[START OF MATERIAL TO PROCESS]

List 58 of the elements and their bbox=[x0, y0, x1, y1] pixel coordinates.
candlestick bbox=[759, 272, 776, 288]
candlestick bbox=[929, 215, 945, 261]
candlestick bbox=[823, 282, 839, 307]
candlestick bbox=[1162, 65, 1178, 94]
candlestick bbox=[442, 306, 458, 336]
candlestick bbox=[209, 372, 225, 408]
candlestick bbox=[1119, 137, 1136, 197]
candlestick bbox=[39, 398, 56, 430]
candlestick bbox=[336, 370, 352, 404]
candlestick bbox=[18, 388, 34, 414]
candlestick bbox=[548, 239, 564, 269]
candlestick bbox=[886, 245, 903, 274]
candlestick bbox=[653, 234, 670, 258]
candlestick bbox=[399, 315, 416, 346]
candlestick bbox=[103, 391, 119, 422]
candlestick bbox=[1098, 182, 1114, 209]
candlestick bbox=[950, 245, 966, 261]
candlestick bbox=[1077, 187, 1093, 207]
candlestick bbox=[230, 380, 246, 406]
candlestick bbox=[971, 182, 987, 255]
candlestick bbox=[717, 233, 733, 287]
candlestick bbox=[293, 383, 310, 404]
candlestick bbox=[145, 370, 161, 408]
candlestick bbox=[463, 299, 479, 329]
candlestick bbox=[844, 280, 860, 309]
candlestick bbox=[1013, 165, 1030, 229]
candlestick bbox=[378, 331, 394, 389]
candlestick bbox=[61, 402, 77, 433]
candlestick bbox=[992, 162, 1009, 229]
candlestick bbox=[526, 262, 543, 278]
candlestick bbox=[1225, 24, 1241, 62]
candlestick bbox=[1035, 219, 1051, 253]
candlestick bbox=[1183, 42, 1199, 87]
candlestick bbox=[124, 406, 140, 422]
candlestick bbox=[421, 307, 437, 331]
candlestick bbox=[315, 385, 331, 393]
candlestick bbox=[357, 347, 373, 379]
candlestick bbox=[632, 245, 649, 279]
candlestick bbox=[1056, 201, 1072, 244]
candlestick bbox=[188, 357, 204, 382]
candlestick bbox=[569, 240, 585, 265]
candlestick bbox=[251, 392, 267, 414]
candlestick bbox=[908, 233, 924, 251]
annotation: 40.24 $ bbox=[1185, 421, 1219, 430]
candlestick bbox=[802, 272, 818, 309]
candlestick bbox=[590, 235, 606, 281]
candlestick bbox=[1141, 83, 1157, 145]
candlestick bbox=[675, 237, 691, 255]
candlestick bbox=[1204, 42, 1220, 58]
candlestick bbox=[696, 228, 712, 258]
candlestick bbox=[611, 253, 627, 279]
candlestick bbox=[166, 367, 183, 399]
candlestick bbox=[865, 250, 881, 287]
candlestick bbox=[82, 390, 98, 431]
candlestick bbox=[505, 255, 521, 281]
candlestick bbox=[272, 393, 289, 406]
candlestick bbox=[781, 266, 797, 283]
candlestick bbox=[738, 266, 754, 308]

[END OF MATERIAL TO PROCESS]
[START OF MATERIAL TO PROCESS]

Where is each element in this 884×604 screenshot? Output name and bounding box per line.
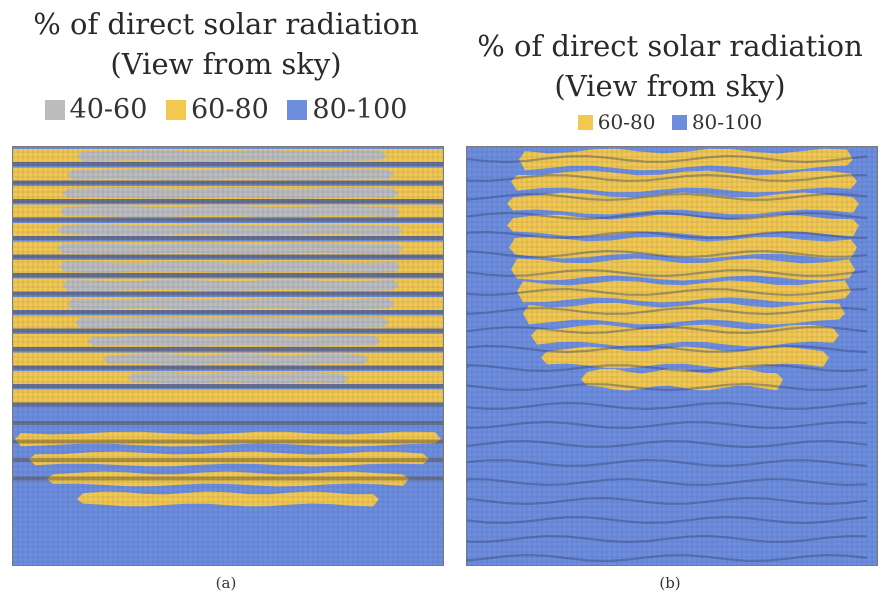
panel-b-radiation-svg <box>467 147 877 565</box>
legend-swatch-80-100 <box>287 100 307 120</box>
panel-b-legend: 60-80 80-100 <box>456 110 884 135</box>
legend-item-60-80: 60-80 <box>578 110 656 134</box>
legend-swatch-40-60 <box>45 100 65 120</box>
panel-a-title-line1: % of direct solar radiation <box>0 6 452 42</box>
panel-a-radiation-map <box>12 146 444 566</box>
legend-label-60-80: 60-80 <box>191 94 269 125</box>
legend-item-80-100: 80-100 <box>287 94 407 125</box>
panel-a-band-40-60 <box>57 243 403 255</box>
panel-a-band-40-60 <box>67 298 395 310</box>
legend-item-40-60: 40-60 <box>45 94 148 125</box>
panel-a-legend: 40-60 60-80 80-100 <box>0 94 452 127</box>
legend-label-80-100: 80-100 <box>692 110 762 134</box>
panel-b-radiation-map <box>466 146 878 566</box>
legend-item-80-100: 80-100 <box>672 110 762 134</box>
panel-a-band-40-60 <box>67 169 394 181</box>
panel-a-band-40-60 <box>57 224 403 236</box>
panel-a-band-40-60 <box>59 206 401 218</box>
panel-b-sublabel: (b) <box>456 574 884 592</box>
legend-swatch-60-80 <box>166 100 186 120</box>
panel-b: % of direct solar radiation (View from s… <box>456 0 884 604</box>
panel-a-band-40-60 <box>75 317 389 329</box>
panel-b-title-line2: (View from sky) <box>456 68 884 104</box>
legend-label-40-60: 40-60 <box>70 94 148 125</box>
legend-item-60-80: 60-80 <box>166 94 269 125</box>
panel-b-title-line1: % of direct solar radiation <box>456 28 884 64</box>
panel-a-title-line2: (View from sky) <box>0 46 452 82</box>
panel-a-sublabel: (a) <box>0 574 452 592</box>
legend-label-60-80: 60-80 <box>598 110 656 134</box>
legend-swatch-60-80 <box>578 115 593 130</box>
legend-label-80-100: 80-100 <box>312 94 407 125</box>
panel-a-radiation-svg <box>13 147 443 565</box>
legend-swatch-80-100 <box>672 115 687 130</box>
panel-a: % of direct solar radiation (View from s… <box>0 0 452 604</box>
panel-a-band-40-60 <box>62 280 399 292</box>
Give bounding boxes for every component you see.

[END OF MATERIAL TO PROCESS]

Reproduce the lines in Block 1, starting with the line containing "List 58 of the" and going on through the line containing "candlestick bbox=[569, 240, 585, 265]", both included.

List 58 of the elements and their bbox=[x0, y0, x1, y1] pixel coordinates.
candlestick bbox=[759, 272, 776, 288]
candlestick bbox=[929, 215, 945, 261]
candlestick bbox=[823, 282, 839, 307]
candlestick bbox=[1162, 65, 1178, 94]
candlestick bbox=[442, 306, 458, 336]
candlestick bbox=[209, 372, 225, 408]
candlestick bbox=[1119, 137, 1136, 197]
candlestick bbox=[39, 398, 56, 430]
candlestick bbox=[336, 370, 352, 404]
candlestick bbox=[18, 388, 34, 414]
candlestick bbox=[548, 239, 564, 269]
candlestick bbox=[886, 245, 903, 274]
candlestick bbox=[653, 234, 670, 258]
candlestick bbox=[399, 315, 416, 346]
candlestick bbox=[103, 391, 119, 422]
candlestick bbox=[1098, 182, 1114, 209]
candlestick bbox=[950, 245, 966, 261]
candlestick bbox=[1077, 187, 1093, 207]
candlestick bbox=[230, 380, 246, 406]
candlestick bbox=[971, 182, 987, 255]
candlestick bbox=[717, 233, 733, 287]
candlestick bbox=[293, 383, 310, 404]
candlestick bbox=[145, 370, 161, 408]
candlestick bbox=[463, 299, 479, 329]
candlestick bbox=[844, 280, 860, 309]
candlestick bbox=[1013, 165, 1030, 229]
candlestick bbox=[378, 331, 394, 389]
candlestick bbox=[61, 402, 77, 433]
candlestick bbox=[992, 162, 1009, 229]
candlestick bbox=[526, 262, 543, 278]
candlestick bbox=[1225, 24, 1241, 62]
candlestick bbox=[1035, 219, 1051, 253]
candlestick bbox=[1183, 42, 1199, 87]
candlestick bbox=[124, 406, 140, 422]
candlestick bbox=[421, 307, 437, 331]
candlestick bbox=[315, 385, 331, 393]
candlestick bbox=[357, 347, 373, 379]
candlestick bbox=[632, 245, 649, 279]
candlestick bbox=[1056, 201, 1072, 244]
candlestick bbox=[188, 357, 204, 382]
candlestick bbox=[569, 240, 585, 265]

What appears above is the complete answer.